───── RECORDS PROVIDED
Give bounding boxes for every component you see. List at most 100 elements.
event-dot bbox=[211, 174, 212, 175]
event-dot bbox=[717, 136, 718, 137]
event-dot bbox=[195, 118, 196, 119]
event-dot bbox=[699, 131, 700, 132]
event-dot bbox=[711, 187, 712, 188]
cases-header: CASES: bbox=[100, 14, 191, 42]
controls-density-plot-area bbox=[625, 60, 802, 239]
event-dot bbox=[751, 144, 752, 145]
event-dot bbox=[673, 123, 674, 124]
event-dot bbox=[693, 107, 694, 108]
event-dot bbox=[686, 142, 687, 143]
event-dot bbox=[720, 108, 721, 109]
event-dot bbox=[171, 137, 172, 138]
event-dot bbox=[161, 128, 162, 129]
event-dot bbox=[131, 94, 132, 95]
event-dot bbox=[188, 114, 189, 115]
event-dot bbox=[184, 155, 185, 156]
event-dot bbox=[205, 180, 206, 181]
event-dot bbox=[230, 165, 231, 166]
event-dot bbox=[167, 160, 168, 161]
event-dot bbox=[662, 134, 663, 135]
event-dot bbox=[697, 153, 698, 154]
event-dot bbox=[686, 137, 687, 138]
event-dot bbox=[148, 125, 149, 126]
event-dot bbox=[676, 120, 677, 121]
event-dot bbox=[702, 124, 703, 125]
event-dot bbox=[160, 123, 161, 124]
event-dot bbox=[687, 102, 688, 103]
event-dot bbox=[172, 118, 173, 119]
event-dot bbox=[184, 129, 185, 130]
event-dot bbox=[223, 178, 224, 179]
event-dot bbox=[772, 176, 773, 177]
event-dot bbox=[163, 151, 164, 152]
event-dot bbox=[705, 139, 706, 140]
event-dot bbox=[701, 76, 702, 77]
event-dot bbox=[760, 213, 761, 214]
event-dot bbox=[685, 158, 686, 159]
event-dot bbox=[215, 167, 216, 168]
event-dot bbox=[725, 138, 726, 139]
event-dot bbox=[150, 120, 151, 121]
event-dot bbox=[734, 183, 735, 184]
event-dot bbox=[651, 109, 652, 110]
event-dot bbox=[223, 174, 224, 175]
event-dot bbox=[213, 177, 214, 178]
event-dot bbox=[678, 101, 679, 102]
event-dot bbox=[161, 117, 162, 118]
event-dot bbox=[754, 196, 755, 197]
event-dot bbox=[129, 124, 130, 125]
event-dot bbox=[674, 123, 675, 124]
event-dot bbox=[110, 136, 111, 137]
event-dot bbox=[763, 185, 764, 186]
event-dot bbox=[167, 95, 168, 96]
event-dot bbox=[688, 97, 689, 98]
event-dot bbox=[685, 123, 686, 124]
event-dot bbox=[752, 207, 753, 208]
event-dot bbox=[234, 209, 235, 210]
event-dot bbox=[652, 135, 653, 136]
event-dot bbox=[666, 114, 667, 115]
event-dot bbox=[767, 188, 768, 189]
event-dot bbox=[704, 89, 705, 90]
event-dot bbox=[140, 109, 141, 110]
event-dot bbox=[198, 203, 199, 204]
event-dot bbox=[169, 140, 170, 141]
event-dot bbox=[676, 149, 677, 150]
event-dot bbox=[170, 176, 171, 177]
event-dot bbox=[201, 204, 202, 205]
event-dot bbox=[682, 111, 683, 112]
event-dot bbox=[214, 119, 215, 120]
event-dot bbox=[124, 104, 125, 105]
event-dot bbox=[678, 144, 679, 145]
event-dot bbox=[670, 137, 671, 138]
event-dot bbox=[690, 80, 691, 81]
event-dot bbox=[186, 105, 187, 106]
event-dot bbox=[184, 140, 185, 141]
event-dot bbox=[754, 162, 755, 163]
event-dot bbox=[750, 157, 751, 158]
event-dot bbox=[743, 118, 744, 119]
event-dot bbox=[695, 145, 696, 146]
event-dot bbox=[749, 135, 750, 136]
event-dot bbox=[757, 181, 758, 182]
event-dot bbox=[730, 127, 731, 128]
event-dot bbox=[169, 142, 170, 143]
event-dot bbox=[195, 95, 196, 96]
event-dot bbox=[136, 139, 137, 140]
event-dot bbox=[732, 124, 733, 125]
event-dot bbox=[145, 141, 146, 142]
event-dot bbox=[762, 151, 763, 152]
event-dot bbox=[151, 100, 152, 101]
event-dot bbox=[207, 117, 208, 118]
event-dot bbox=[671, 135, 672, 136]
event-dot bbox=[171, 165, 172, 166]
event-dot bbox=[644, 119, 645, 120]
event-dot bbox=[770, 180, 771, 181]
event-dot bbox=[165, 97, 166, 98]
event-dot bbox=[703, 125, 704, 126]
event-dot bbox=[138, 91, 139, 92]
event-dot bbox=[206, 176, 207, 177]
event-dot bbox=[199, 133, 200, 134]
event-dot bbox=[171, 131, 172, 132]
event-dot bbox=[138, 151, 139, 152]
──────────
▶ _AIM_
Pull out each line of the data above that contains the string "Give". Treat uppercase and lowercase as different.

▶ _EXERCISE OUTPUT_
Give bounding boxes for every component you see. List at most 100 elements.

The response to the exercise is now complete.